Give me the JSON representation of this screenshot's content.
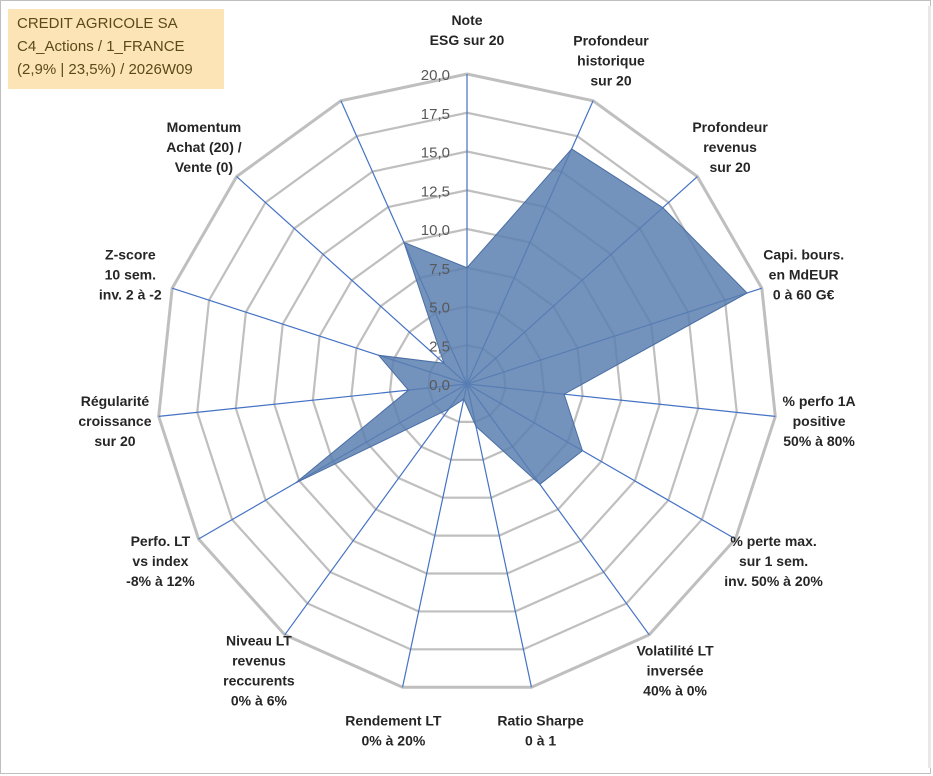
{
  "info_box": {
    "line1": "CREDIT AGRICOLE SA",
    "line2": "C4_Actions / 1_FRANCE",
    "line3": "(2,9% | 23,5%) / 2026W09"
  },
  "colors": {
    "fill": "#5b7fb0",
    "spoke": "#4472c4",
    "grid": "#bfbfbf",
    "info_bg": "#fce4b6"
  },
  "chart_data": {
    "type": "radar",
    "rmax": 20,
    "ticks": [
      "0,0",
      "2,5",
      "5,0",
      "7,5",
      "10,0",
      "12,5",
      "15,0",
      "17,5",
      "20,0"
    ],
    "tick_values": [
      0,
      2.5,
      5,
      7.5,
      10,
      12.5,
      15,
      17.5,
      20
    ],
    "grid": true,
    "axes": [
      {
        "label": [
          "Note",
          "ESG sur 20"
        ],
        "value": 7.5
      },
      {
        "label": [
          "Profondeur",
          "historique",
          "sur 20"
        ],
        "value": 16.6
      },
      {
        "label": [
          "Profondeur",
          "revenus",
          "sur 20"
        ],
        "value": 17.0
      },
      {
        "label": [
          "Capi. bours.",
          "en MdEUR",
          "0 à 60 G€"
        ],
        "value": 19.0
      },
      {
        "label": [
          "% perfo 1A",
          "positive",
          "50% à 80%"
        ],
        "value": 6.3
      },
      {
        "label": [
          "% perte max.",
          "sur 1 sem.",
          "inv. 50% à 20%"
        ],
        "value": 8.6
      },
      {
        "label": [
          "Volatilité LT",
          "inversée",
          "40% à 0%"
        ],
        "value": 8.0
      },
      {
        "label": [
          "Ratio Sharpe",
          "0 à 1"
        ],
        "value": 2.8
      },
      {
        "label": [
          "Rendement LT",
          "0% à 20%"
        ],
        "value": 1.0
      },
      {
        "label": [
          "Niveau LT",
          "revenus",
          "reccurents",
          "0% à 6%"
        ],
        "value": 2.0
      },
      {
        "label": [
          "Perfo. LT",
          "vs index",
          "-8% à 12%"
        ],
        "value": 12.8
      },
      {
        "label": [
          "Régularité",
          "croissance",
          "sur 20"
        ],
        "value": 3.8
      },
      {
        "label": [
          "Z-score",
          "10 sem.",
          "inv. 2 à -2"
        ],
        "value": 6.0
      },
      {
        "label": [
          "Momentum",
          "Achat (20) /",
          "Vente (0)"
        ],
        "value": 2.0
      },
      {
        "label": [],
        "value": 10.0
      }
    ]
  }
}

◆ STATED PROBLEM
Reproduce the whole listing word for word, setting aside any pictures.

◆ OUTPUT BELOW
Give me the JSON representation of this screenshot's content.
{
  "info_box": {
    "line1": "CREDIT AGRICOLE SA",
    "line2": "C4_Actions / 1_FRANCE",
    "line3": "(2,9% | 23,5%) / 2026W09"
  },
  "colors": {
    "fill": "#5b7fb0",
    "spoke": "#4472c4",
    "grid": "#bfbfbf",
    "info_bg": "#fce4b6"
  },
  "chart_data": {
    "type": "radar",
    "rmax": 20,
    "ticks": [
      "0,0",
      "2,5",
      "5,0",
      "7,5",
      "10,0",
      "12,5",
      "15,0",
      "17,5",
      "20,0"
    ],
    "tick_values": [
      0,
      2.5,
      5,
      7.5,
      10,
      12.5,
      15,
      17.5,
      20
    ],
    "grid": true,
    "axes": [
      {
        "label": [
          "Note",
          "ESG sur 20"
        ],
        "value": 7.5
      },
      {
        "label": [
          "Profondeur",
          "historique",
          "sur 20"
        ],
        "value": 16.6
      },
      {
        "label": [
          "Profondeur",
          "revenus",
          "sur 20"
        ],
        "value": 17.0
      },
      {
        "label": [
          "Capi. bours.",
          "en MdEUR",
          "0 à 60 G€"
        ],
        "value": 19.0
      },
      {
        "label": [
          "% perfo 1A",
          "positive",
          "50% à 80%"
        ],
        "value": 6.3
      },
      {
        "label": [
          "% perte max.",
          "sur 1 sem.",
          "inv. 50% à 20%"
        ],
        "value": 8.6
      },
      {
        "label": [
          "Volatilité LT",
          "inversée",
          "40% à 0%"
        ],
        "value": 8.0
      },
      {
        "label": [
          "Ratio Sharpe",
          "0 à 1"
        ],
        "value": 2.8
      },
      {
        "label": [
          "Rendement LT",
          "0% à 20%"
        ],
        "value": 1.0
      },
      {
        "label": [
          "Niveau LT",
          "revenus",
          "reccurents",
          "0% à 6%"
        ],
        "value": 2.0
      },
      {
        "label": [
          "Perfo. LT",
          "vs index",
          "-8% à 12%"
        ],
        "value": 12.8
      },
      {
        "label": [
          "Régularité",
          "croissance",
          "sur 20"
        ],
        "value": 3.8
      },
      {
        "label": [
          "Z-score",
          "10 sem.",
          "inv. 2 à -2"
        ],
        "value": 6.0
      },
      {
        "label": [
          "Momentum",
          "Achat (20) /",
          "Vente (0)"
        ],
        "value": 2.0
      },
      {
        "label": [],
        "value": 10.0
      }
    ]
  }
}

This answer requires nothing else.